* **Set task**:
Would you duplicate all of this material line for line, keeping every character unchanged?

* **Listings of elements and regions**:
'''
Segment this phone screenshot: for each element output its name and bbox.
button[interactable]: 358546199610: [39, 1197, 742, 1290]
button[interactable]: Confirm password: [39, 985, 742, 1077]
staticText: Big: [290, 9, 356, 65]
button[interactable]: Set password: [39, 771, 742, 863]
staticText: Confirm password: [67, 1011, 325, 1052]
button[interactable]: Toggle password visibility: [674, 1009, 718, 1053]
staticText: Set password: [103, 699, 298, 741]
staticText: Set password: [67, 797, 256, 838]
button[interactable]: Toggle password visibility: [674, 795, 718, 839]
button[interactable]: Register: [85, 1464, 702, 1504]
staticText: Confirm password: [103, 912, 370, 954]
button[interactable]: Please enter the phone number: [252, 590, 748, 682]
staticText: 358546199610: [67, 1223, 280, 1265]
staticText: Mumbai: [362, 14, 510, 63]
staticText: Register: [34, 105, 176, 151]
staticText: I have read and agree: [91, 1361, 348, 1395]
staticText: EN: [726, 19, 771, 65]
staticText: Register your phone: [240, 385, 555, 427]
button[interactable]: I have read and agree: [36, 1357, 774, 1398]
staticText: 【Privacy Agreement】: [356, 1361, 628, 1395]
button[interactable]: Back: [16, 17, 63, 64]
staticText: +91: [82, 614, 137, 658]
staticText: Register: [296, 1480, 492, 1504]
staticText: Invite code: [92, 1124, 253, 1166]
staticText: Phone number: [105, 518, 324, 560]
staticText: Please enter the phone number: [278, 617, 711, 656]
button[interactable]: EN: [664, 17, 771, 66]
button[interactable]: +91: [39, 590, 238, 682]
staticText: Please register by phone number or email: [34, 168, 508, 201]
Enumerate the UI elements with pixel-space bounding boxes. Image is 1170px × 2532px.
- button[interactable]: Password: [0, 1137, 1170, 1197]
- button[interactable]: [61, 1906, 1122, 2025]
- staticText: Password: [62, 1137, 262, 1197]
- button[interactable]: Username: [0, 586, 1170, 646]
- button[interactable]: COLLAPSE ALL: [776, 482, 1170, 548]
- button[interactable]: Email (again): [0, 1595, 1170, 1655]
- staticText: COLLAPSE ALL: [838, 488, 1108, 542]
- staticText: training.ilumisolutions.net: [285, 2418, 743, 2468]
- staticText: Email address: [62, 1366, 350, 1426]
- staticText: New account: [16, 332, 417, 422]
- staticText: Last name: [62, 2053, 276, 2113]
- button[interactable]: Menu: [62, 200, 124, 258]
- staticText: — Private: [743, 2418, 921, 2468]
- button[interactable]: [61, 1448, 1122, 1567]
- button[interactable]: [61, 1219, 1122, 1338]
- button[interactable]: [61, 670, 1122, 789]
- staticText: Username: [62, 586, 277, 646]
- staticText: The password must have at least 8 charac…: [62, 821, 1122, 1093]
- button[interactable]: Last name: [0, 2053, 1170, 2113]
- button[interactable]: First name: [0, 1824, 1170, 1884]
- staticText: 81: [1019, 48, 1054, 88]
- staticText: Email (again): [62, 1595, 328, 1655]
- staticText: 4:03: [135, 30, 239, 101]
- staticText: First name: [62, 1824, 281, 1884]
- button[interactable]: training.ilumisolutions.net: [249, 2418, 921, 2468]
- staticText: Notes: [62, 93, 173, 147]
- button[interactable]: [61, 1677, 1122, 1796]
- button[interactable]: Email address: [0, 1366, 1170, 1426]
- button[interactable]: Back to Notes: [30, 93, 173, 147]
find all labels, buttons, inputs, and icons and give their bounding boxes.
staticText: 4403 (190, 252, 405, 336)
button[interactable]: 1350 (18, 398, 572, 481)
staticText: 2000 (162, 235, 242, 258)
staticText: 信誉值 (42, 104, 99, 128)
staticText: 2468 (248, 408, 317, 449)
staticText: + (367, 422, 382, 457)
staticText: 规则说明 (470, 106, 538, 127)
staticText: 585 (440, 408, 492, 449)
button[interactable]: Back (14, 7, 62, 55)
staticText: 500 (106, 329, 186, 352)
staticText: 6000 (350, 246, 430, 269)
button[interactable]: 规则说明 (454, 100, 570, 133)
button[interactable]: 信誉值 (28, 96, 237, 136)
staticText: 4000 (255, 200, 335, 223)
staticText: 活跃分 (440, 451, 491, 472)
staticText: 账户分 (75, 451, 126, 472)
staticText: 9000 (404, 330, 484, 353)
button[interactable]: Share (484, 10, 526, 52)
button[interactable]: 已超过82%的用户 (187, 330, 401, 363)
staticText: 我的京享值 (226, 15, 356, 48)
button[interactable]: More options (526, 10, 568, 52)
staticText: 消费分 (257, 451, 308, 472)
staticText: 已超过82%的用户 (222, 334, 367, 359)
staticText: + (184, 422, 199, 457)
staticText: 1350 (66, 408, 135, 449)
'''
* **Problem solution**:
Segment this phone screenshot: for each element output its name and bbox.
button[interactable]: 358546199610: [39, 1197, 742, 1290]
button[interactable]: Confirm password: [39, 985, 742, 1077]
staticText: Big: [290, 9, 356, 65]
button[interactable]: Set password: [39, 771, 742, 863]
staticText: Confirm password: [67, 1011, 325, 1052]
button[interactable]: Toggle password visibility: [674, 1009, 718, 1053]
staticText: Set password: [103, 699, 298, 741]
staticText: Set password: [67, 797, 256, 838]
button[interactable]: Toggle password visibility: [674, 795, 718, 839]
button[interactable]: Register: [85, 1464, 702, 1504]
staticText: Confirm password: [103, 912, 370, 954]
button[interactable]: Please enter the phone number: [252, 590, 748, 682]
staticText: 358546199610: [67, 1223, 280, 1265]
staticText: Mumbai: [362, 14, 510, 63]
staticText: Register: [34, 105, 176, 151]
staticText: I have read and agree: [91, 1361, 348, 1395]
staticText: EN: [726, 19, 771, 65]
staticText: Register your phone: [240, 385, 555, 427]
button[interactable]: I have read and agree: [36, 1357, 774, 1398]
staticText: 【Privacy Agreement】: [356, 1361, 628, 1395]
button[interactable]: Back: [16, 17, 63, 64]
staticText: +91: [82, 614, 137, 658]
staticText: Register: [296, 1480, 492, 1504]
staticText: Invite code: [92, 1124, 253, 1166]
staticText: Phone number: [105, 518, 324, 560]
staticText: Please enter the phone number: [278, 617, 711, 656]
button[interactable]: EN: [664, 17, 771, 66]
button[interactable]: +91: [39, 590, 238, 682]
staticText: Please register by phone number or email: [34, 168, 508, 201]
Enumerate the UI elements with pixel-space bounding boxes. Image is 1170px × 2532px.
- button[interactable]: Password: [0, 1137, 1170, 1197]
- button[interactable]: [61, 1906, 1122, 2025]
- staticText: Password: [62, 1137, 262, 1197]
- button[interactable]: Username: [0, 586, 1170, 646]
- button[interactable]: COLLAPSE ALL: [776, 482, 1170, 548]
- button[interactable]: Email (again): [0, 1595, 1170, 1655]
- staticText: COLLAPSE ALL: [838, 488, 1108, 542]
- staticText: training.ilumisolutions.net: [285, 2418, 743, 2468]
- staticText: Email address: [62, 1366, 350, 1426]
- staticText: New account: [16, 332, 417, 422]
- staticText: Last name: [62, 2053, 276, 2113]
- button[interactable]: Menu: [62, 200, 124, 258]
- staticText: — Private: [743, 2418, 921, 2468]
- button[interactable]: [61, 1448, 1122, 1567]
- button[interactable]: [61, 1219, 1122, 1338]
- button[interactable]: [61, 670, 1122, 789]
- staticText: Username: [62, 586, 277, 646]
- staticText: The password must have at least 8 charac…: [62, 821, 1122, 1093]
- button[interactable]: Last name: [0, 2053, 1170, 2113]
- button[interactable]: First name: [0, 1824, 1170, 1884]
- staticText: 81: [1019, 48, 1054, 88]
- staticText: Email (again): [62, 1595, 328, 1655]
- staticText: 4:03: [135, 30, 239, 101]
- staticText: First name: [62, 1824, 281, 1884]
- button[interactable]: training.ilumisolutions.net: [249, 2418, 921, 2468]
- staticText: Notes: [62, 93, 173, 147]
- button[interactable]: [61, 1677, 1122, 1796]
- button[interactable]: Email address: [0, 1366, 1170, 1426]
- button[interactable]: Back to Notes: [30, 93, 173, 147]
find all labels, buttons, inputs, and icons and give their bounding boxes.
staticText: 4403 (190, 252, 405, 336)
button[interactable]: 1350 (18, 398, 572, 481)
staticText: 2000 (162, 235, 242, 258)
staticText: 信誉值 (42, 104, 99, 128)
staticText: 2468 (248, 408, 317, 449)
staticText: + (367, 422, 382, 457)
staticText: 规则说明 (470, 106, 538, 127)
staticText: 585 (440, 408, 492, 449)
button[interactable]: Back (14, 7, 62, 55)
staticText: 500 (106, 329, 186, 352)
staticText: 6000 (350, 246, 430, 269)
button[interactable]: 规则说明 (454, 100, 570, 133)
button[interactable]: 信誉值 (28, 96, 237, 136)
staticText: 4000 (255, 200, 335, 223)
staticText: 活跃分 (440, 451, 491, 472)
staticText: 账户分 (75, 451, 126, 472)
staticText: 9000 (404, 330, 484, 353)
button[interactable]: Share (484, 10, 526, 52)
button[interactable]: 已超过82%的用户 (187, 330, 401, 363)
staticText: 我的京享值 (226, 15, 356, 48)
button[interactable]: More options (526, 10, 568, 52)
staticText: 消费分 (257, 451, 308, 472)
staticText: 已超过82%的用户 (222, 334, 367, 359)
staticText: + (184, 422, 199, 457)
staticText: 1350 (66, 408, 135, 449)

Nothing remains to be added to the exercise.